→ **What this task involves**: Determine the number of lines containing the word "Ambient". Reply with it and nothing else.

--

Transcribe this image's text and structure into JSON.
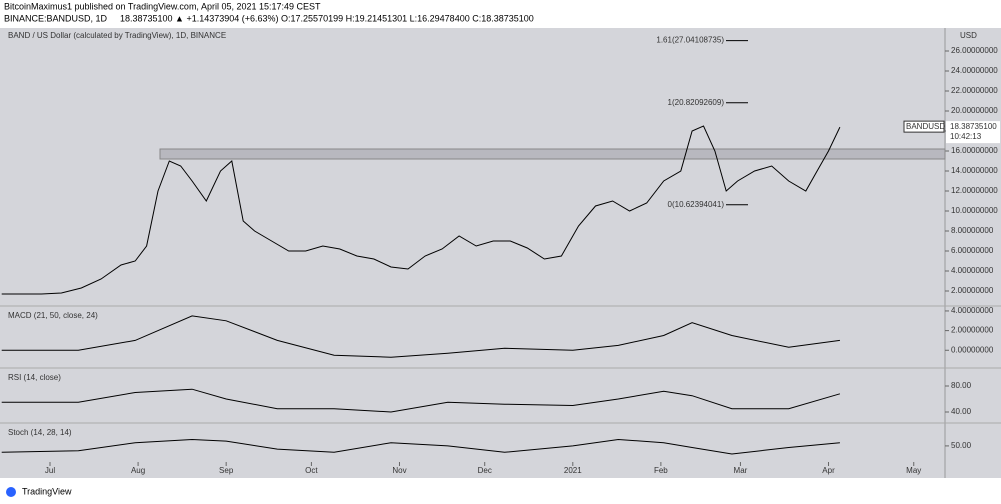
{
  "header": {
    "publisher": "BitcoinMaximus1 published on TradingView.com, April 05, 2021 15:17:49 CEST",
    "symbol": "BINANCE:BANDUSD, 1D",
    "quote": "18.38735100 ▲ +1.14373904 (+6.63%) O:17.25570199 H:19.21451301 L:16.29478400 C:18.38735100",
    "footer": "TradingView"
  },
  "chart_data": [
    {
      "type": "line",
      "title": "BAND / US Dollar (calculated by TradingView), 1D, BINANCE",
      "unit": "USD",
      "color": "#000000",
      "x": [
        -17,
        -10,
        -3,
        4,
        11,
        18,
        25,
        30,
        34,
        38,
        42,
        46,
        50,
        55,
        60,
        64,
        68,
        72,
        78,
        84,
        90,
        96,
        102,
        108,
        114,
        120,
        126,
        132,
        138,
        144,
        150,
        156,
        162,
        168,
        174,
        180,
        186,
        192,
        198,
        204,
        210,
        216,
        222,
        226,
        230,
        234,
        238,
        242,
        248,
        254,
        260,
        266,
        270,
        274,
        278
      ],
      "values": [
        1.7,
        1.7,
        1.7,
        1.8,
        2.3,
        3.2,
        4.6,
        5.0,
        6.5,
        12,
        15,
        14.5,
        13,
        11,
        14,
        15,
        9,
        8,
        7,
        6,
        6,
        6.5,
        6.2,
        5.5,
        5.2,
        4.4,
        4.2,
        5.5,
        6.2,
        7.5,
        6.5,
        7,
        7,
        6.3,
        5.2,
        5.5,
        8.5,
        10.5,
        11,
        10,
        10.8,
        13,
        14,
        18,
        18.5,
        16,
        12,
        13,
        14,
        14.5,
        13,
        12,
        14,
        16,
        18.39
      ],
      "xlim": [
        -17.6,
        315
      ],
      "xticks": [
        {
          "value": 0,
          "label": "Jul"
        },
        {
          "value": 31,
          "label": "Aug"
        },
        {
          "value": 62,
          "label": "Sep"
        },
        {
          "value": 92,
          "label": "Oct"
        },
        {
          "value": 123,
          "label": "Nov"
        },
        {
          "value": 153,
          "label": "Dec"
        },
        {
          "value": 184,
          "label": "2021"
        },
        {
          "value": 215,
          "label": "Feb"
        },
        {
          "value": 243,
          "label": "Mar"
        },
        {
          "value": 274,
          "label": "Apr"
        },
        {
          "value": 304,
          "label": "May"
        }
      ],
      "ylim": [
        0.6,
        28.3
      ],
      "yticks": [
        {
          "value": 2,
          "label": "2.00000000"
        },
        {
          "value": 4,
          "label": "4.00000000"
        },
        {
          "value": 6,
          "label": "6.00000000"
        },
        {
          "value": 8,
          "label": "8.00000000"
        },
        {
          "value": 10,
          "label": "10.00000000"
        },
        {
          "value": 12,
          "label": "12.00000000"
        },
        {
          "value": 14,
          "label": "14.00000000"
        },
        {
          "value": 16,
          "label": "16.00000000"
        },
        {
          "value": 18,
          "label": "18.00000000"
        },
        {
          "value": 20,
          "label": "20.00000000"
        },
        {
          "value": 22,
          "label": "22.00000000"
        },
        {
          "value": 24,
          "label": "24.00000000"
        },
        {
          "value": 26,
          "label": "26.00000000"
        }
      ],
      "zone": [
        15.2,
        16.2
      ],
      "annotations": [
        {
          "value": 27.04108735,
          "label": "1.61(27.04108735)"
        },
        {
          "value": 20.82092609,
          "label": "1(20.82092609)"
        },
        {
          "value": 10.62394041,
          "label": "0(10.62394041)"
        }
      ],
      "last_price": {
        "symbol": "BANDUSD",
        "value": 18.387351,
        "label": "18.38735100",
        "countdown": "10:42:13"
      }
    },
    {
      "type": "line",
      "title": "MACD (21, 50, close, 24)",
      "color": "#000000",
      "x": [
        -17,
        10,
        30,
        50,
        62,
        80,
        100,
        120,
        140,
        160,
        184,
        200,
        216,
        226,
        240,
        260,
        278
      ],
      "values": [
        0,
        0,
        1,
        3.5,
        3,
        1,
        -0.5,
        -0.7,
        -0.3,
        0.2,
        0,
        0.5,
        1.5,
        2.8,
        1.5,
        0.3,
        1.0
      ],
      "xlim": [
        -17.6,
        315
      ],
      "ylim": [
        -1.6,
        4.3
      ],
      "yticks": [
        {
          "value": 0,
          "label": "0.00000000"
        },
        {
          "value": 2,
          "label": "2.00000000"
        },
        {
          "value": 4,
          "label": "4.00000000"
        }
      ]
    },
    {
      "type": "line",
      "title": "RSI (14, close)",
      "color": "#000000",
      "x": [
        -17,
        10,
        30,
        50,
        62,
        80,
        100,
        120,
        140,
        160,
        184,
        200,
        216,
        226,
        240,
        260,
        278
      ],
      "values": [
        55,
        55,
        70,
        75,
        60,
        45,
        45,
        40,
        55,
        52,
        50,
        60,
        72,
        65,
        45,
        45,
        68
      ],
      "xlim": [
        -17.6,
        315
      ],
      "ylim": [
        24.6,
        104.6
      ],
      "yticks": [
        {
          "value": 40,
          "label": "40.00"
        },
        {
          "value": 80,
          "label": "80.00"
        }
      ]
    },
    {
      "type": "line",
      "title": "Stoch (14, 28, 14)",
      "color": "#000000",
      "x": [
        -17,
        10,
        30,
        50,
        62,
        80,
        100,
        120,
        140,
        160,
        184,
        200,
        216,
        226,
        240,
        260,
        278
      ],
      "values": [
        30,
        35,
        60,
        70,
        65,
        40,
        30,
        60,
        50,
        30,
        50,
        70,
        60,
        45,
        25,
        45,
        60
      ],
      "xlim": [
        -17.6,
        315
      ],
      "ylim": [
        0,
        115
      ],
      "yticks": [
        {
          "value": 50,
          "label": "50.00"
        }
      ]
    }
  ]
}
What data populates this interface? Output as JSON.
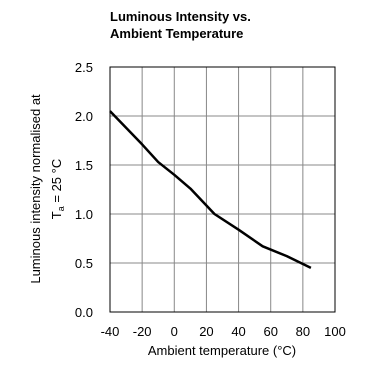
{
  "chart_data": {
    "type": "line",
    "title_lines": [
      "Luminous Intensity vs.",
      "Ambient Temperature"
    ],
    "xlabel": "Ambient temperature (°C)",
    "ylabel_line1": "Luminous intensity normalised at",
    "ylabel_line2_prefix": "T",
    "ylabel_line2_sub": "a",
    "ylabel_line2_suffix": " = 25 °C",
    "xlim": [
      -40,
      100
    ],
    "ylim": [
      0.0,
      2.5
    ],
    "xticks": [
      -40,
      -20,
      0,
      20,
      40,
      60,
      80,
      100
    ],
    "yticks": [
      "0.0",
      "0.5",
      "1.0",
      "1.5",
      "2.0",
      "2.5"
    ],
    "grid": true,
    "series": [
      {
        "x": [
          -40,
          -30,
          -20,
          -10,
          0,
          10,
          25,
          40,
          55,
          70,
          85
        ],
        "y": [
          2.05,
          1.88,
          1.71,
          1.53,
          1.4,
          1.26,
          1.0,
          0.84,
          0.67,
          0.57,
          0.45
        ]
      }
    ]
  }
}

--

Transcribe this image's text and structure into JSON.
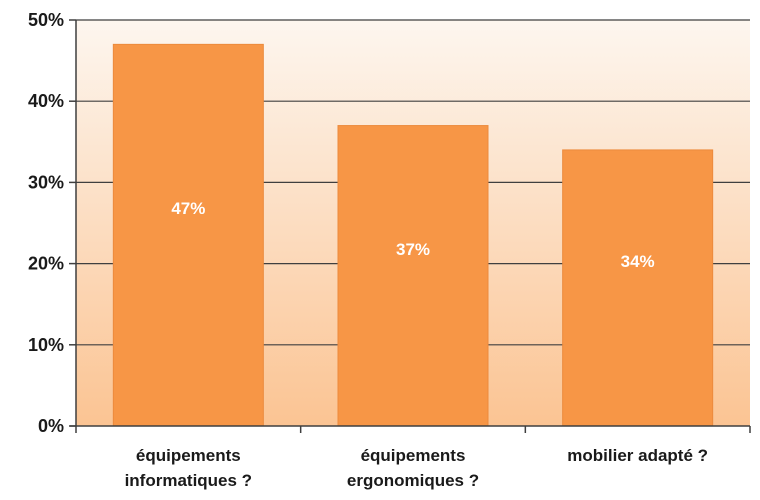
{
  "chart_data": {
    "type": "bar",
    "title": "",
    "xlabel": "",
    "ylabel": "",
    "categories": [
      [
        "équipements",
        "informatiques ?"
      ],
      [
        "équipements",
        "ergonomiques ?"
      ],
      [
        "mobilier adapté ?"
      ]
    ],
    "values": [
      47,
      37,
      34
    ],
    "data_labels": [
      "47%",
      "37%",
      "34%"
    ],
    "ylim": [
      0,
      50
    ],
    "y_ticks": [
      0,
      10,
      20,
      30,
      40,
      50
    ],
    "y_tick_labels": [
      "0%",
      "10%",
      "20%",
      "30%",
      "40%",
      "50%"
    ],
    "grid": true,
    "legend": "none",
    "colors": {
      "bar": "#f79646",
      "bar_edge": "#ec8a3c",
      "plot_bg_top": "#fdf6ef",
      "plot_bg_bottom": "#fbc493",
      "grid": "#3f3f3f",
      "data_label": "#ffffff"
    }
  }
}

--

→ **Correct result**: 2